What you need to do: Check each line of the data below for the word "text", then extract the ones that have it.

Data extracted from a collection:
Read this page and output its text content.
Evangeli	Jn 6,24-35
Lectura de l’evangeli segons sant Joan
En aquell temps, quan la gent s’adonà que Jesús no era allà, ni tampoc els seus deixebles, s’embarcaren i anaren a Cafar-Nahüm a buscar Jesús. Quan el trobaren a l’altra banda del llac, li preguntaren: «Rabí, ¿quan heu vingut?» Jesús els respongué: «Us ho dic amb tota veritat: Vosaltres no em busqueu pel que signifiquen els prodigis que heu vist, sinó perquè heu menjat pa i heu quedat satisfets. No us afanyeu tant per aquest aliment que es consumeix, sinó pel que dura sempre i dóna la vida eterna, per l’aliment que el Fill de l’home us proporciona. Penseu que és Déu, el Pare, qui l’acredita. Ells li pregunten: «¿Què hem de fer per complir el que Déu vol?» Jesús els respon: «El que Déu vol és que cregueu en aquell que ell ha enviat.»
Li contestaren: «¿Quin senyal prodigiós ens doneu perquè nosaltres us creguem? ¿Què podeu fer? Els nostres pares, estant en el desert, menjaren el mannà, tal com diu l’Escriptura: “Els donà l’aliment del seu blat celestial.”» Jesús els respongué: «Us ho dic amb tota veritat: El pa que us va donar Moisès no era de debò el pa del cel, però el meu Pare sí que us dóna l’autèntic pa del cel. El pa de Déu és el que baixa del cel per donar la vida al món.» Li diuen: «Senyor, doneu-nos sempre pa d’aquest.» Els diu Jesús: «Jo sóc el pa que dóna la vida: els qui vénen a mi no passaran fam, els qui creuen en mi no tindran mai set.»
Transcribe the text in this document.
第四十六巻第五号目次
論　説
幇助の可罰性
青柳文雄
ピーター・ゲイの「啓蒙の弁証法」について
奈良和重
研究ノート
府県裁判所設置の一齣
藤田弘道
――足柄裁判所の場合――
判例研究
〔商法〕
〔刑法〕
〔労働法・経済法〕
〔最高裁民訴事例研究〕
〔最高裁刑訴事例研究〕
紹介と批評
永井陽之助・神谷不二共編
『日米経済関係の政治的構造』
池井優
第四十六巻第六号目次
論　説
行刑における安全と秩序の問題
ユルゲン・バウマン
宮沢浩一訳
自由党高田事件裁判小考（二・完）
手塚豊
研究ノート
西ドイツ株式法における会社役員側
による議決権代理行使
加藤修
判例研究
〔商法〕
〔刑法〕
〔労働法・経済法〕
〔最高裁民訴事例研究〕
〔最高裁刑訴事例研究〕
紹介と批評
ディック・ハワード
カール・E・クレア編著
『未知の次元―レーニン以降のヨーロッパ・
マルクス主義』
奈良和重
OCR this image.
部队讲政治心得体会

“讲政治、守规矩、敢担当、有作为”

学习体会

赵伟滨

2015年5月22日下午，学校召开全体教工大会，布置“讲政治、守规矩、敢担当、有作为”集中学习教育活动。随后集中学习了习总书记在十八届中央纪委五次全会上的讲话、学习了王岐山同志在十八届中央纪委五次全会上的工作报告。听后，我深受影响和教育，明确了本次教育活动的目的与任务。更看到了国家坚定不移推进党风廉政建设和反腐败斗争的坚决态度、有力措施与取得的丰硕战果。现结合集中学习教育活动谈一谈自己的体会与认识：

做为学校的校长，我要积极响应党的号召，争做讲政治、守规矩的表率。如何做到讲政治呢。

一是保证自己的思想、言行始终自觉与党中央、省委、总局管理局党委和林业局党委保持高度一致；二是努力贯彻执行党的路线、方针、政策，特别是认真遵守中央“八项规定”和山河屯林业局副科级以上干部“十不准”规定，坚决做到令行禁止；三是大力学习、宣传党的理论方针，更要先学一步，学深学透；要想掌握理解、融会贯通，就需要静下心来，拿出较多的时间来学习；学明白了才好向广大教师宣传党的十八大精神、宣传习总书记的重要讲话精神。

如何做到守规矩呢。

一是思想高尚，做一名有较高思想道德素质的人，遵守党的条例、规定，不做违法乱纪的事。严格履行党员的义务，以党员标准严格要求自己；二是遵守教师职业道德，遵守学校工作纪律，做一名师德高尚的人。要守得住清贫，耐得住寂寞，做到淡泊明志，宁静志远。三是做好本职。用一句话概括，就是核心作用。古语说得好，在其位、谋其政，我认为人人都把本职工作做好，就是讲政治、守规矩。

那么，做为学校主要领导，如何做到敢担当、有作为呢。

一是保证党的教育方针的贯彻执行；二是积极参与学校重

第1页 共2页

Answer for the task:
Read this page and output its text content.
Transcribe the text in this document.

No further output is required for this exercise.